[DATA LINES]

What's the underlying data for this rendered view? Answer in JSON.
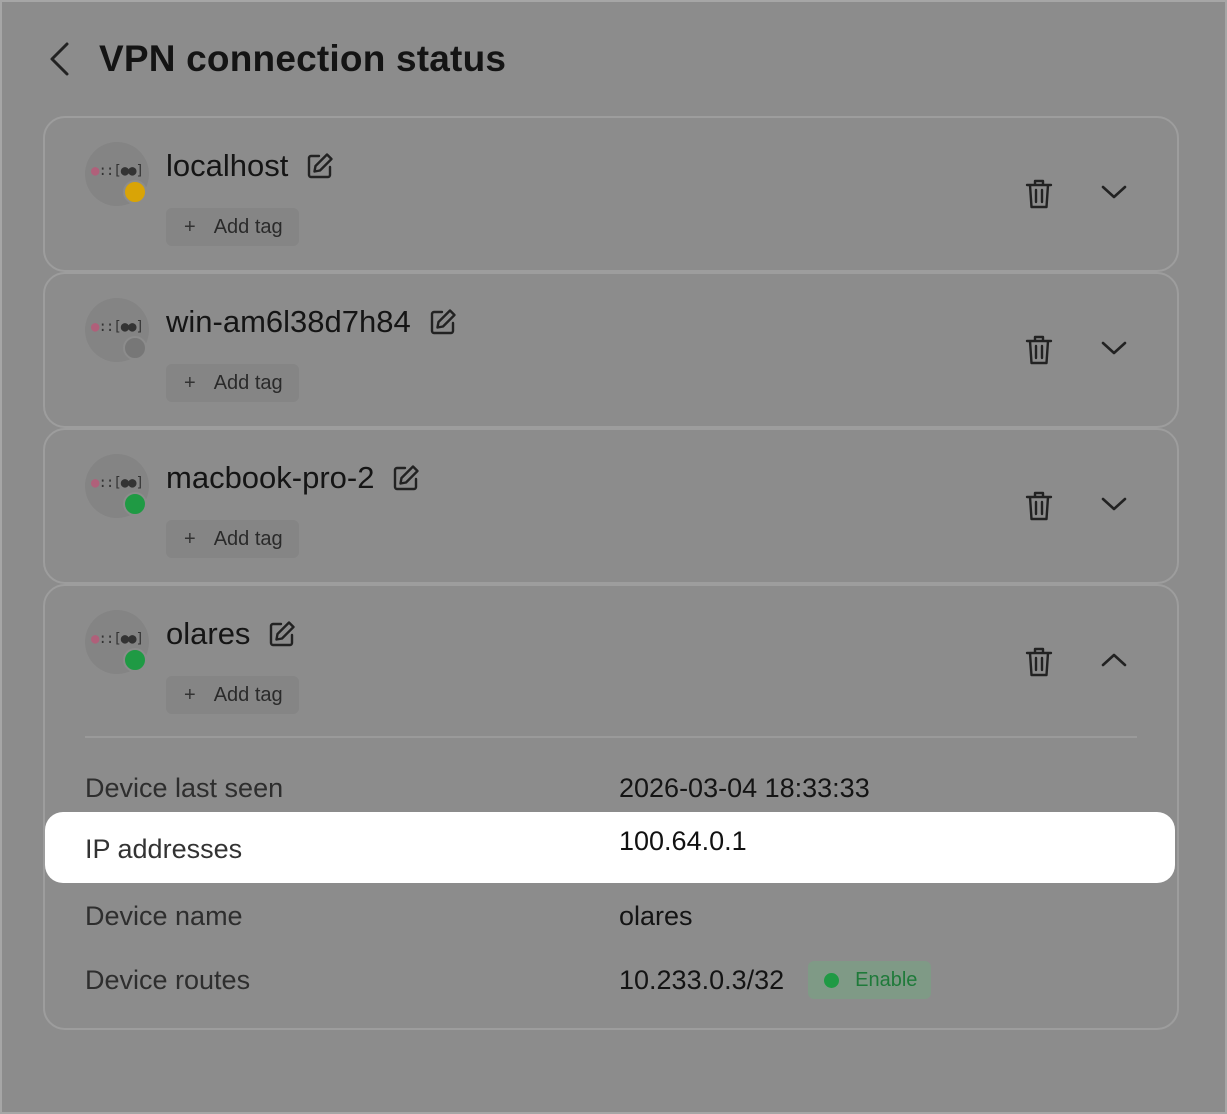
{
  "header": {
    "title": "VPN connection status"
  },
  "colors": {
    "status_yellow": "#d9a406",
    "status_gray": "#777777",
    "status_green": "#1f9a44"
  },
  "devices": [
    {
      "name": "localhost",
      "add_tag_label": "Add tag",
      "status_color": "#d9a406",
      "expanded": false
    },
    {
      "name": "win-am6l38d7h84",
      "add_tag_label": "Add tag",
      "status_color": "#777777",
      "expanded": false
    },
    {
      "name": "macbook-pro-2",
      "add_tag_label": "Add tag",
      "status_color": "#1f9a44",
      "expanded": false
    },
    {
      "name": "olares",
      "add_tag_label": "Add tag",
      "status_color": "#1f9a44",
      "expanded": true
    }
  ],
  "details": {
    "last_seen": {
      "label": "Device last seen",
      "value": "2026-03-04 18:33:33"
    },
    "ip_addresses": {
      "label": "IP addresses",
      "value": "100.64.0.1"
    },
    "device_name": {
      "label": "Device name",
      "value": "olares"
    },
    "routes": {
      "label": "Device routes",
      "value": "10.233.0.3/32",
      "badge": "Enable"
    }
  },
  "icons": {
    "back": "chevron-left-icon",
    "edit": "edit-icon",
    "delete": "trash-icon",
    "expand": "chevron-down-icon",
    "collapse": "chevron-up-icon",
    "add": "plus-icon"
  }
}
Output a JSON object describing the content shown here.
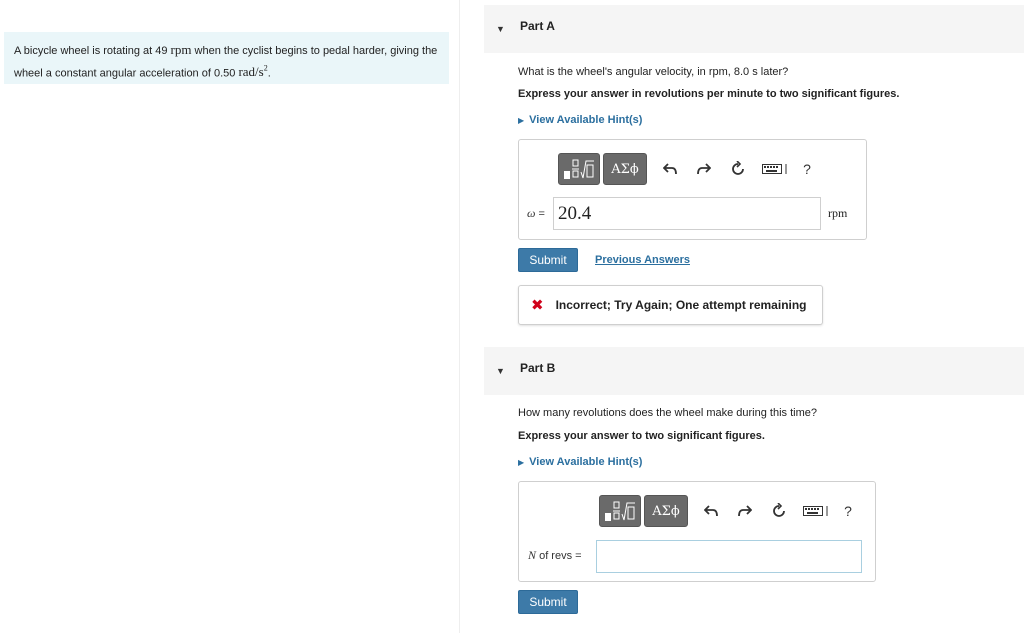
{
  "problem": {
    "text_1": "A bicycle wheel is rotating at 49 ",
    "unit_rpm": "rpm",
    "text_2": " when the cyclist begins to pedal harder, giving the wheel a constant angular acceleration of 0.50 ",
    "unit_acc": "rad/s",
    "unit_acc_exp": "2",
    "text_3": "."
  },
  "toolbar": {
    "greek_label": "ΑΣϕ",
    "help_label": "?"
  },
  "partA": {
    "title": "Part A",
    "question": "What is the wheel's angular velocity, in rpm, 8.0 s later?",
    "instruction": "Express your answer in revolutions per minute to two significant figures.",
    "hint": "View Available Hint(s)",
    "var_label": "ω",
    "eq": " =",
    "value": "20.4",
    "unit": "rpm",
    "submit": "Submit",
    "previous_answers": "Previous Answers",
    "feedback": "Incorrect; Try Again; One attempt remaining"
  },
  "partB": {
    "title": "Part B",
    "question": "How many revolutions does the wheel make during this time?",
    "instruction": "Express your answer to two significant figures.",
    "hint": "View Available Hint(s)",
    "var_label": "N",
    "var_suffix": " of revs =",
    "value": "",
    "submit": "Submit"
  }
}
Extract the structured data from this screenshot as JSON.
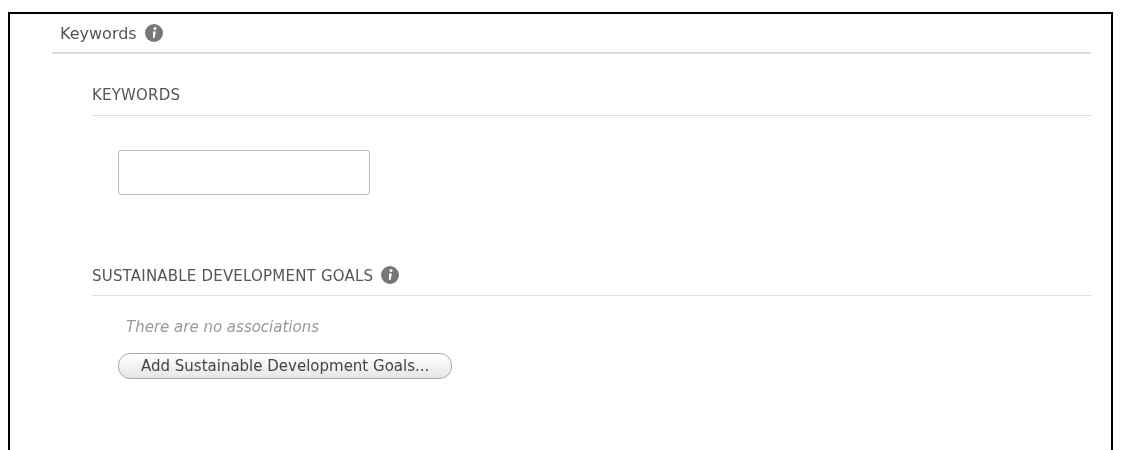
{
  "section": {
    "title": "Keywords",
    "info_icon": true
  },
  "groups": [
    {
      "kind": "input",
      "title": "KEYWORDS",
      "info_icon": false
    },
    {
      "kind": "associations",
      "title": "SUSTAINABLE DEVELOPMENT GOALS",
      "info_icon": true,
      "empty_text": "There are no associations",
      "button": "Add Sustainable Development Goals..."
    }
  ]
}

[REQUIREMENT] Copy out the listing exactly as it stands, but not the pictures.

[ANSWER FOR THE TASK]
What's the underlying data for this rendered view? Answer in JSON.
{
  "header": {
    "title": "VPN connection status"
  },
  "colors": {
    "status_yellow": "#d9a406",
    "status_gray": "#777777",
    "status_green": "#1f9a44"
  },
  "devices": [
    {
      "name": "localhost",
      "add_tag_label": "Add tag",
      "status_color": "#d9a406",
      "expanded": false
    },
    {
      "name": "win-am6l38d7h84",
      "add_tag_label": "Add tag",
      "status_color": "#777777",
      "expanded": false
    },
    {
      "name": "macbook-pro-2",
      "add_tag_label": "Add tag",
      "status_color": "#1f9a44",
      "expanded": false
    },
    {
      "name": "olares",
      "add_tag_label": "Add tag",
      "status_color": "#1f9a44",
      "expanded": true
    }
  ],
  "details": {
    "last_seen": {
      "label": "Device last seen",
      "value": "2026-03-04 18:33:33"
    },
    "ip_addresses": {
      "label": "IP addresses",
      "value": "100.64.0.1"
    },
    "device_name": {
      "label": "Device name",
      "value": "olares"
    },
    "routes": {
      "label": "Device routes",
      "value": "10.233.0.3/32",
      "badge": "Enable"
    }
  },
  "icons": {
    "back": "chevron-left-icon",
    "edit": "edit-icon",
    "delete": "trash-icon",
    "expand": "chevron-down-icon",
    "collapse": "chevron-up-icon",
    "add": "plus-icon"
  }
}
Output a JSON object describing the content shown here.
{
  "problem": {
    "text_1": "A bicycle wheel is rotating at 49 ",
    "unit_rpm": "rpm",
    "text_2": " when the cyclist begins to pedal harder, giving the wheel a constant angular acceleration of 0.50 ",
    "unit_acc": "rad/s",
    "unit_acc_exp": "2",
    "text_3": "."
  },
  "toolbar": {
    "greek_label": "ΑΣϕ",
    "help_label": "?"
  },
  "partA": {
    "title": "Part A",
    "question": "What is the wheel's angular velocity, in rpm, 8.0 s later?",
    "instruction": "Express your answer in revolutions per minute to two significant figures.",
    "hint": "View Available Hint(s)",
    "var_label": "ω",
    "eq": " =",
    "value": "20.4",
    "unit": "rpm",
    "submit": "Submit",
    "previous_answers": "Previous Answers",
    "feedback": "Incorrect; Try Again; One attempt remaining"
  },
  "partB": {
    "title": "Part B",
    "question": "How many revolutions does the wheel make during this time?",
    "instruction": "Express your answer to two significant figures.",
    "hint": "View Available Hint(s)",
    "var_label": "N",
    "var_suffix": " of revs =",
    "value": "",
    "submit": "Submit"
  }
}
Extract the structured data from this screenshot as JSON.
{
  "section": {
    "title": "Keywords",
    "info_icon": true
  },
  "groups": [
    {
      "kind": "input",
      "title": "KEYWORDS",
      "info_icon": false
    },
    {
      "kind": "associations",
      "title": "SUSTAINABLE DEVELOPMENT GOALS",
      "info_icon": true,
      "empty_text": "There are no associations",
      "button": "Add Sustainable Development Goals..."
    }
  ]
}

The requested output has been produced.